*Stated task:*
Gather every line of the entries that includes the word "University".

*** Dataset extract ***

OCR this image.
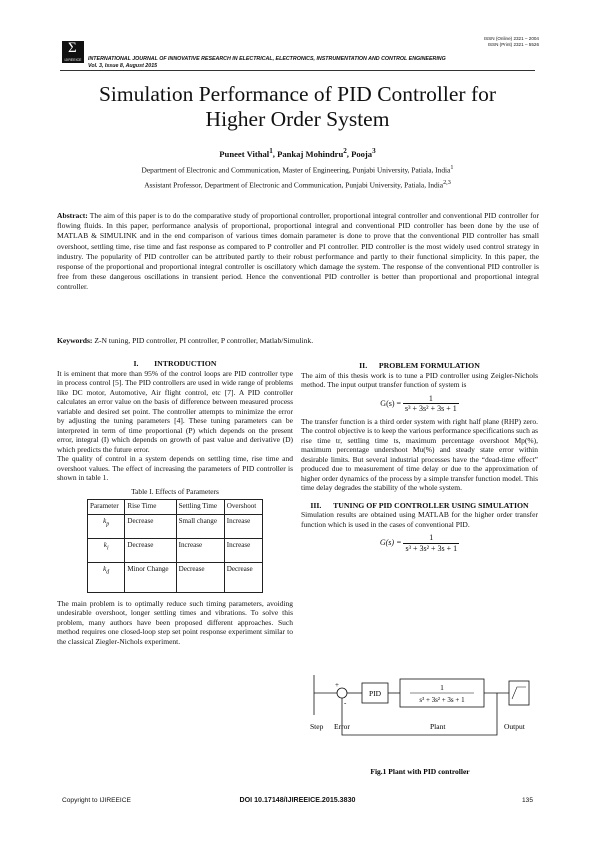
ISSN (Online) 2321 – 2004
ISSN (Print) 2321 – 5526
Σ
IJIREEICE INTERNATIONAL JOURNAL OF INNOVATIVE RESEARCH IN ELECTRICAL, ELECTRONICS, INSTRUMENTATION AND CONTROL ENGINEERING
Vol. 3, Issue 8, August 2015
Simulation Performance of PID Controller for
Higher Order System
Puneet Vithal$^1$, Pankaj Mohindru$^2$, Pooja$^3$
Department of Electronic and Communication, Master of Engineering, Punjabi University, Patiala, India$^1$
Assistant Professor, Department of Electronic and Communication, Punjabi University, Patiala, India$^{2,3}$
Abstract: The aim of this paper is to do the comparative study of proportional controller, proportional integral controller and conventional PID controller for flowing fluids. In this paper, performance analysis of proportional, proportional integral and conventional PID controller has been done by the use of MATLAB & SIMULINK and in the end comparison of various times domain parameter is done to prove that the conventional PID controller has small overshoot, settling time, rise time and fast response as compared to P controller and PI controller. PID controller is the most widely used control strategy in industry. The popularity of PID controller can be attributed partly to their robust performance and partly to their functional simplicity. In this paper, the response of the proportional and proportional integral controller is oscillatory which damage the system. The response of the conventional PID controller is free from these dangerous oscillations in transient period. Hence the conventional PID controller is better than proportional and proportional integral controller.
Keywords: Z-N tuning, PID controller, PI controller, P controller, Matlab/Simulink.
I. INTRODUCTION
It is eminent that more than 95% of the control loops are PID controller type in process control [5]. The PID controllers are used in wide range of problems like DC motor, Automotive, Air flight control, etc [7]. A PID controller calculates an error value on the basis of difference between measured process variable and desired set point. The controller attempts to minimize the error by adjusting the tuning parameters [4]. These tuning parameters can be interpreted in term of time proportional (P) which depends on the present error, integral (I) which depends on growth of past value and derivative (D) which predicts the future error.
The quality of control in a system depends on settling time, rise time and overshoot values. The effect of increasing the parameters of PID controller is shown in table 1.
Table I. Effects of Parameters
Parameter	Rise Time	Settling Time	Overshoot
$k_p$	Decrease	Small change	Increase
$k_i$	Decrease	Increase	Increase
$k_d$	Minor Change	Decrease	Decrease
The main problem is to optimally reduce such timing parameters, avoiding undesirable overshoot, longer settling times and vibrations. To solve this problem, many authors have been proposed different approaches. Such method requires one closed-loop step set point response experiment similar to the classical Ziegler-Nichols experiment.
II. PROBLEM FORMULATION
The aim of this thesis work is to tune a PID controller using Zeigler-Nichols method. The input output transfer function of system is
$G(s) = \frac{1}{\text{s³ + 3s² + 3s + 1}}$
The transfer function is a third order system with right half plane (RHP) zero. The control objective is to keep the various performance specifications such as rise time tr, settling time ts, maximum percentage overshoot Mp(%), maximum percentage undershoot Mu(%) and steady state error within desirable limits. But several industrial processes have the “dead-time effect” produced due to measurement of time delay or due to the approximation of higher order dynamics of the process by a simple transfer function model. This time delay degrades the stability of the whole system.
III. TUNING OF PID CONTROLLER USING SIMULATION
Simulation results are obtained using MATLAB for the higher order transfer function which is used in the cases of conventional PID.
$G(s) = \frac{1}{\text{s³ + 3s² + 3s + 1}}$
+
-
PID
1
s³ + 3s² + 3s + 1
Step Error	Plant	Output
Fig.1 Plant with PID controller
Copyright to IJIREEICE	DOI 10.17148/IJIREEICE.2015.3830	135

***

*Written response:*
Department of Electronic and Communication, Master of Engineering, Punjabi University, Patiala, India$^1$
Assistant Professor, Department of Electronic and Communication, Punjabi University, Patiala, India$^{2,3}$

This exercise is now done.